Work instruction ▸ Going line by line through the listing below, count those with the string "Tropical" and answer with the number alone.

** Supplied data follows **

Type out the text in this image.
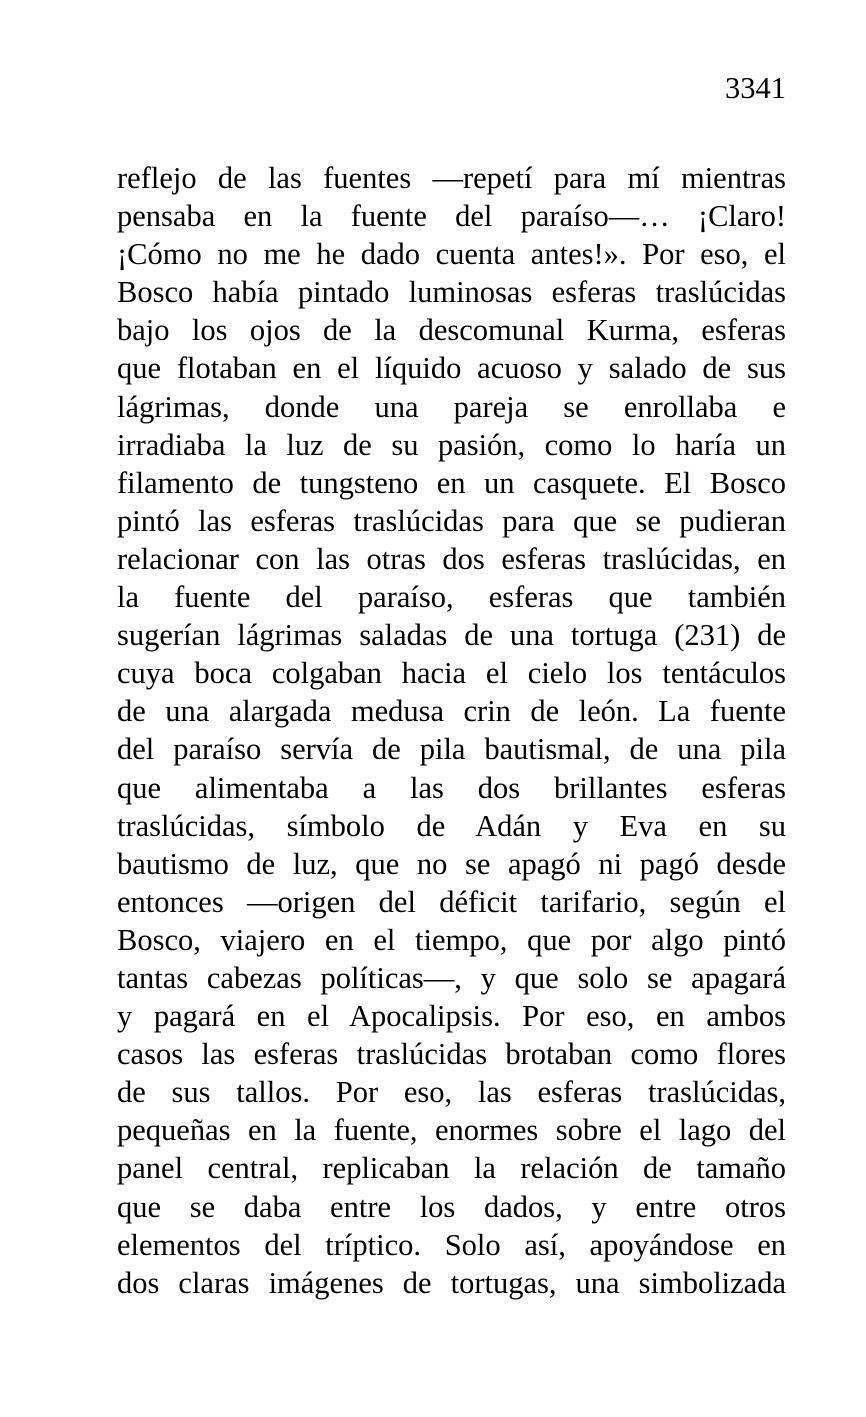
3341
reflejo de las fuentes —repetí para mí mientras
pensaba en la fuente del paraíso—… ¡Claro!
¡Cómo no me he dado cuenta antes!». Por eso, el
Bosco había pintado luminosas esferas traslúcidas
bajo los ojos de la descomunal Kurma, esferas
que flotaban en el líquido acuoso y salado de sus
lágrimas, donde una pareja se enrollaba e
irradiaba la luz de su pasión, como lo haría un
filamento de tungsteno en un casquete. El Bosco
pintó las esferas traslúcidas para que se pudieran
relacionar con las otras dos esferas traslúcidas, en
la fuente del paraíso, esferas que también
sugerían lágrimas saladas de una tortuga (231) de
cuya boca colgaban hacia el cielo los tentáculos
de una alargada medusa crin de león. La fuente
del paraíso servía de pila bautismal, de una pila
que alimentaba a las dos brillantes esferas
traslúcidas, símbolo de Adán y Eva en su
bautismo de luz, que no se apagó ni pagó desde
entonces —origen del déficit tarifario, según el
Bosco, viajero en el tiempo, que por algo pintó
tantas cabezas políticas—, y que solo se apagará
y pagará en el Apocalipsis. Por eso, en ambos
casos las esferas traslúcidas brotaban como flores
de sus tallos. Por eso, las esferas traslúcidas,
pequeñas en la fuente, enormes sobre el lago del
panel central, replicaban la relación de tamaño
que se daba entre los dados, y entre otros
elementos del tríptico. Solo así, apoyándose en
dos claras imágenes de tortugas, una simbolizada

** End of Supplied data **
** Supplied data follows **

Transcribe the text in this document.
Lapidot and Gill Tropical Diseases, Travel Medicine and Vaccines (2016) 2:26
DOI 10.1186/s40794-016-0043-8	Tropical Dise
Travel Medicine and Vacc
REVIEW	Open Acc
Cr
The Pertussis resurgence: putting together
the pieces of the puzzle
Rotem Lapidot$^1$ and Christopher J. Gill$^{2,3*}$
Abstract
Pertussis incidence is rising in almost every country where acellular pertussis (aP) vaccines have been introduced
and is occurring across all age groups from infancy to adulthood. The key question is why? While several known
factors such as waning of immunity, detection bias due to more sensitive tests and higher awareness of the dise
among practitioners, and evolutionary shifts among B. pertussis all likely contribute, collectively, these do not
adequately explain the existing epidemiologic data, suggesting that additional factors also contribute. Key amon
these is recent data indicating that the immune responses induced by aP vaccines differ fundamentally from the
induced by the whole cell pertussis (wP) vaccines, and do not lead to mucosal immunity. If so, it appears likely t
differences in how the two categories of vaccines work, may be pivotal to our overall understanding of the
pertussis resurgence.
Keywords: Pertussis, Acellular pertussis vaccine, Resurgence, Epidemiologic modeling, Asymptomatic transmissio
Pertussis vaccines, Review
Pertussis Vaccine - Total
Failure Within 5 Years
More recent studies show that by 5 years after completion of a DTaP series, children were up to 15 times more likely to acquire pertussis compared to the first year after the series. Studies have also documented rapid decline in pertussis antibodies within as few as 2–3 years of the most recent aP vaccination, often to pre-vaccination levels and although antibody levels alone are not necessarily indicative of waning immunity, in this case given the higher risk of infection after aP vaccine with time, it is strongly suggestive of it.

** End of Supplied data **

Exercise output ▸ 2